PROBLEM STATEMENT: Extract the whole listing as it stands. Do not include the pictures.

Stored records
----

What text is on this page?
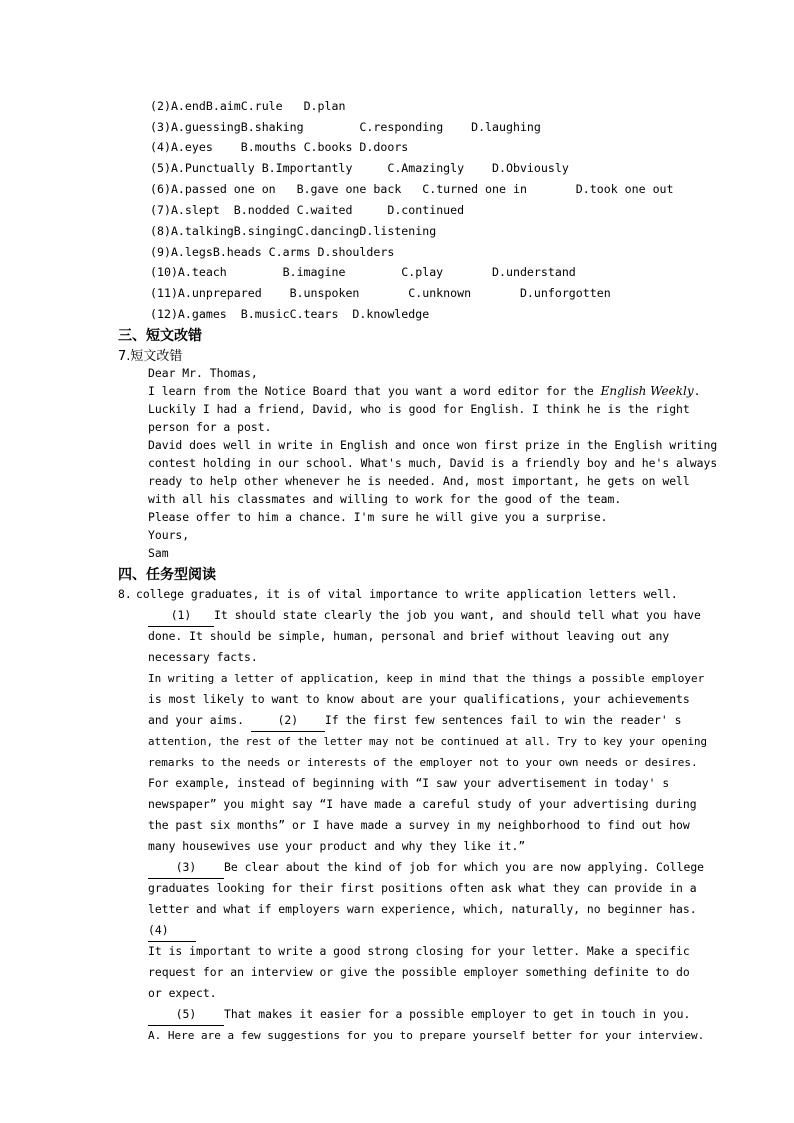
(2)A.endB.aimC.rule   D.plan
(3)A.guessingB.shaking        C.responding    D.laughing
(4)A.eyes    B.mouths C.books D.doors
(5)A.Punctually B.Importantly     C.Amazingly    D.Obviously
(6)A.passed one on   B.gave one back   C.turned one in       D.took one out
(7)A.slept  B.nodded C.waited     D.continued
(8)A.talkingB.singingC.dancingD.listening
(9)A.legsB.heads C.arms D.shoulders
(10)A.teach        B.imagine        C.play       D.understand
(11)A.unprepared    B.unspoken       C.unknown       D.unforgotten
(12)A.games  B.musicC.tears  D.knowledge
三、短文改错
7.短文改错
Dear Mr. Thomas,
I learn from the Notice Board that you want a word editor for the English Weekly.
Luckily I had a friend, David, who is good for English. I think he is the right
person for a post.
David does well in write in English and once won first prize in the English writing
contest holding in our school. What's much, David is a friendly boy and he's always
ready to help other whenever he is needed. And, most important, he gets on well
with all his classmates and willing to work for the good of the team.
Please offer to him a chance. I'm sure he will give you a surprise.
Yours,
Sam
四、任务型阅读
8. college graduates, it is of vital importance to write application letters well.
(1) It should state clearly the job you want, and should tell what you have
done. It should be simple, human, personal and brief without leaving out any
necessary facts.
In writing a letter of application, keep in mind that the things a possible employer
is most likely to want to know about are your qualifications, your achievements
and your aims. (2) If the first few sentences fail to win the reader' s
attention, the rest of the letter may not be continued at all. Try to key your opening
remarks to the needs or interests of the employer not to your own needs or desires.
For example, instead of beginning with “I saw your advertisement in today' s
newspaper” you might say “I have made a careful study of your advertising during
the past six months” or I have made a survey in my neighborhood to find out how
many housewives use your product and why they like it.”
(3) Be clear about the kind of job for which you are now applying. College
graduates looking for their first positions often ask what they can provide in a
letter and what if employers warn experience, which, naturally, no beginner has.
(4)
It is important to write a good strong closing for your letter. Make a specific
request for an interview or give the possible employer something definite to do
or expect.
(5) That makes it easier for a possible employer to get in touch in you.
A. Here are a few suggestions for you to prepare yourself better for your interview.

----

ANSWER TO THE EXERCISE:
What text is on this page?
(2)A.endB.aimC.rule   D.plan
(3)A.guessingB.shaking        C.responding    D.laughing
(4)A.eyes    B.mouths C.books D.doors
(5)A.Punctually B.Importantly     C.Amazingly    D.Obviously
(6)A.passed one on   B.gave one back   C.turned one in       D.took one out
(7)A.slept  B.nodded C.waited     D.continued
(8)A.talkingB.singingC.dancingD.listening
(9)A.legsB.heads C.arms D.shoulders
(10)A.teach        B.imagine        C.play       D.understand
(11)A.unprepared    B.unspoken       C.unknown       D.unforgotten
(12)A.games  B.musicC.tears  D.knowledge
三、短文改错
7.短文改错
Dear Mr. Thomas,
I learn from the Notice Board that you want a word editor for the English Weekly.
Luckily I had a friend, David, who is good for English. I think he is the right
person for a post.
David does well in write in English and once won first prize in the English writing
contest holding in our school. What's much, David is a friendly boy and he's always
ready to help other whenever he is needed. And, most important, he gets on well
with all his classmates and willing to work for the good of the team.
Please offer to him a chance. I'm sure he will give you a surprise.
Yours,
Sam
四、任务型阅读
8. college graduates, it is of vital importance to write application letters well.
(1) It should state clearly the job you want, and should tell what you have
done. It should be simple, human, personal and brief without leaving out any
necessary facts.
In writing a letter of application, keep in mind that the things a possible employer
is most likely to want to know about are your qualifications, your achievements
and your aims. (2) If the first few sentences fail to win the reader' s
attention, the rest of the letter may not be continued at all. Try to key your opening
remarks to the needs or interests of the employer not to your own needs or desires.
For example, instead of beginning with “I saw your advertisement in today' s
newspaper” you might say “I have made a careful study of your advertising during
the past six months” or I have made a survey in my neighborhood to find out how
many housewives use your product and why they like it.”
(3) Be clear about the kind of job for which you are now applying. College
graduates looking for their first positions often ask what they can provide in a
letter and what if employers warn experience, which, naturally, no beginner has.
(4)
It is important to write a good strong closing for your letter. Make a specific
request for an interview or give the possible employer something definite to do
or expect.
(5) That makes it easier for a possible employer to get in touch in you.
A. Here are a few suggestions for you to prepare yourself better for your interview.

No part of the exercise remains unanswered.